- [Stated goal]: Find every line in the records below that holds the word "Trabajo" and copy it.

- [The data]:
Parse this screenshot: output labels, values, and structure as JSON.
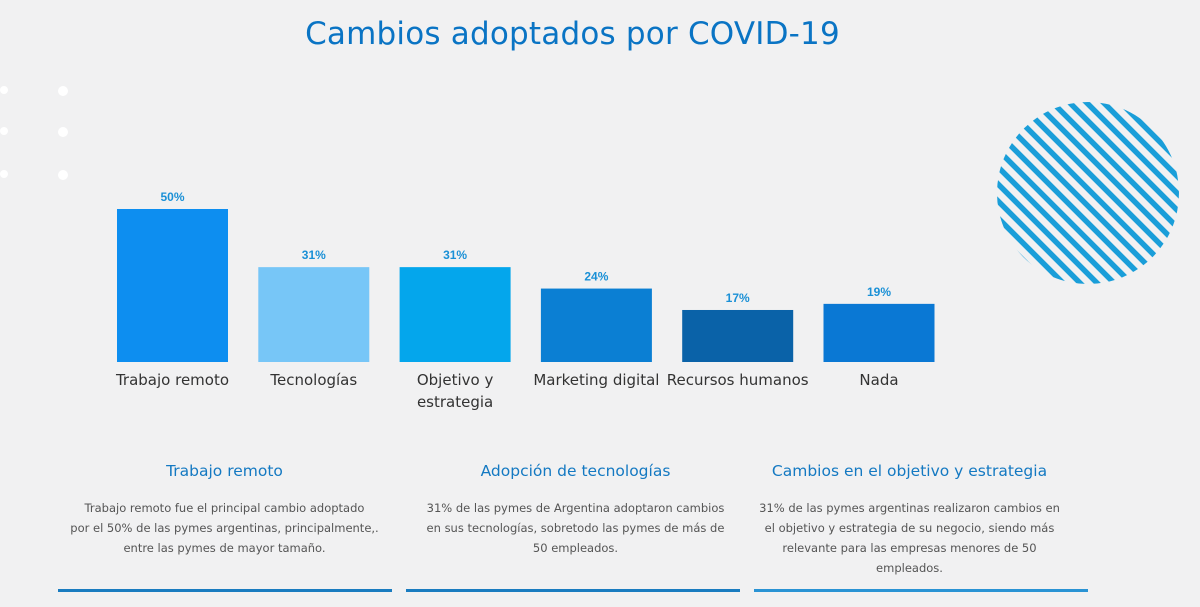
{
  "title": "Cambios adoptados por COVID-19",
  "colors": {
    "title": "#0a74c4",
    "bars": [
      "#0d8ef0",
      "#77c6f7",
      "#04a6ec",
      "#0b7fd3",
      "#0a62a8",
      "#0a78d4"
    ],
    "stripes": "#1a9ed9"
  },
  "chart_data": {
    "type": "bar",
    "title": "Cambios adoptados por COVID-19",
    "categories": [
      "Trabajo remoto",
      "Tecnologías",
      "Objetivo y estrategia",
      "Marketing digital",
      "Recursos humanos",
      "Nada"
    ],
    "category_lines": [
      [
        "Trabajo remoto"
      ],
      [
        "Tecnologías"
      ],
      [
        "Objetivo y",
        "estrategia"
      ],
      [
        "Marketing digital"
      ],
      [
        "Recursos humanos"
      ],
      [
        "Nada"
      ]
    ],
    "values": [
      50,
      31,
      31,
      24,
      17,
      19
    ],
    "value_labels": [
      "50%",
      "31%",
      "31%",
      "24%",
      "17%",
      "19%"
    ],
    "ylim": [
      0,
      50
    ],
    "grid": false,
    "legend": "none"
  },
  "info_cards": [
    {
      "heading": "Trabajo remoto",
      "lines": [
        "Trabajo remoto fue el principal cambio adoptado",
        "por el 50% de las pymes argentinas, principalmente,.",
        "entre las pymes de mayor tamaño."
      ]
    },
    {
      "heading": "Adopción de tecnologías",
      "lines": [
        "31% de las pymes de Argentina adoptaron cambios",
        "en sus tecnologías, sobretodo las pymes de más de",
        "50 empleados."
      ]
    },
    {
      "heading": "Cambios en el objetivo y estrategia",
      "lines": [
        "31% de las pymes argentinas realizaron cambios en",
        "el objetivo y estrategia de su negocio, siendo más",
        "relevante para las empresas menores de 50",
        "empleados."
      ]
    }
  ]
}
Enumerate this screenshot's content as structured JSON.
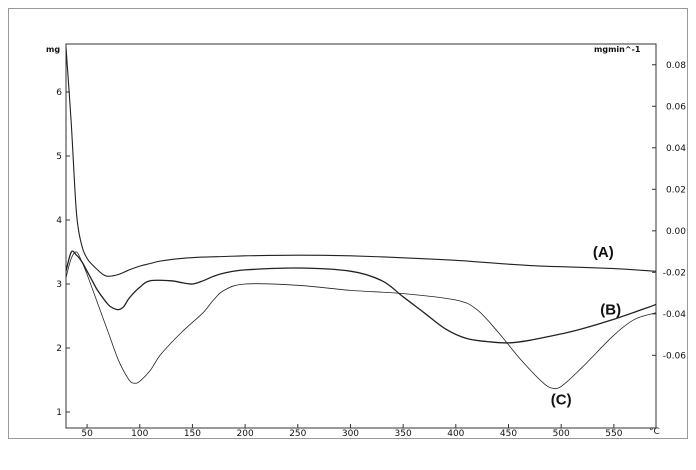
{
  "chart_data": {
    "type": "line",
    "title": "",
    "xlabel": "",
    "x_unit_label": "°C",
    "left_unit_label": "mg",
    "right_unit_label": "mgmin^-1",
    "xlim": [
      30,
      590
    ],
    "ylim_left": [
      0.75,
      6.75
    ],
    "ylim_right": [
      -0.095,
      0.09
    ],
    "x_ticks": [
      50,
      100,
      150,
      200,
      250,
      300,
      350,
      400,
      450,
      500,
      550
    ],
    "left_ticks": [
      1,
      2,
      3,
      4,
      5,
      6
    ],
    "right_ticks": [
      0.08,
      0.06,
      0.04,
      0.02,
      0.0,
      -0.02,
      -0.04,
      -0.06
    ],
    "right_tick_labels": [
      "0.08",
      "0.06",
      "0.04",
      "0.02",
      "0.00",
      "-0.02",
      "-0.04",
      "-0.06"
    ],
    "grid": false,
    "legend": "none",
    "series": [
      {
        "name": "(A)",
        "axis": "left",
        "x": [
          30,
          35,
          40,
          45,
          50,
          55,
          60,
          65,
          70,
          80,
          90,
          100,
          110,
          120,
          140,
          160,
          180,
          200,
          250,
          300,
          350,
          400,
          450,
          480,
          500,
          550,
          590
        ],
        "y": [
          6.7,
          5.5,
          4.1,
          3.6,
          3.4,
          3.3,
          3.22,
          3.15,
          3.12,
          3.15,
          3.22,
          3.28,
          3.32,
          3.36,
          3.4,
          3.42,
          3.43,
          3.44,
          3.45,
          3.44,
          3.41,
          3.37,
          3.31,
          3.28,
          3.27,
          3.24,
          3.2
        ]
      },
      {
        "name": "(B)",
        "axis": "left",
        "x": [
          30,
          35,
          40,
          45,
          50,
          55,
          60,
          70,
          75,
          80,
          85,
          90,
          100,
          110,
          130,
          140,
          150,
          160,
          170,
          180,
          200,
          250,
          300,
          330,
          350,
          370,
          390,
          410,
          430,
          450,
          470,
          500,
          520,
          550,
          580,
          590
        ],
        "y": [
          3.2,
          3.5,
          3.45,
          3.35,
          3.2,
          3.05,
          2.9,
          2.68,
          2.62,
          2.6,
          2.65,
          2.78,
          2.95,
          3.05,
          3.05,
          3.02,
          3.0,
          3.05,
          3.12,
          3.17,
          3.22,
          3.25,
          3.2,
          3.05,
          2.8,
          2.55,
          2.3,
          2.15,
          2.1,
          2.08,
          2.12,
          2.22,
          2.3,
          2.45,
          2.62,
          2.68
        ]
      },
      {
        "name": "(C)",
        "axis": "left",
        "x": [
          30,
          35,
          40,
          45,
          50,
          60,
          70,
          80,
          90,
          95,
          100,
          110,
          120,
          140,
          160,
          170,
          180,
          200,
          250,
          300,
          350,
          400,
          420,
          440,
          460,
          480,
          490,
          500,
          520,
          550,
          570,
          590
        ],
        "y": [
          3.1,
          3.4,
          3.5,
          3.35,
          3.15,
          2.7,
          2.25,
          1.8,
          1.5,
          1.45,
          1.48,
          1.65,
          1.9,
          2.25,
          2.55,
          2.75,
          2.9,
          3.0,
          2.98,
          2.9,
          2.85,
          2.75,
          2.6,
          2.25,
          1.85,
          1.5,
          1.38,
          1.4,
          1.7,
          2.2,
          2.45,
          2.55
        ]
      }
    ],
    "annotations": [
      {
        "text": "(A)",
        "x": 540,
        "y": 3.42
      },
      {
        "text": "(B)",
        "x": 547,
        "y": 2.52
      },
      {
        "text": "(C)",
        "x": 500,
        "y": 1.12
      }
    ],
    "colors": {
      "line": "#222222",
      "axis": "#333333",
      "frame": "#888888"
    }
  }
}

- [Response]:
      "Trabajo remoto",
        "Trabajo remoto"
      "heading": "Trabajo remoto",
        "Trabajo remoto fue el principal cambio adoptado",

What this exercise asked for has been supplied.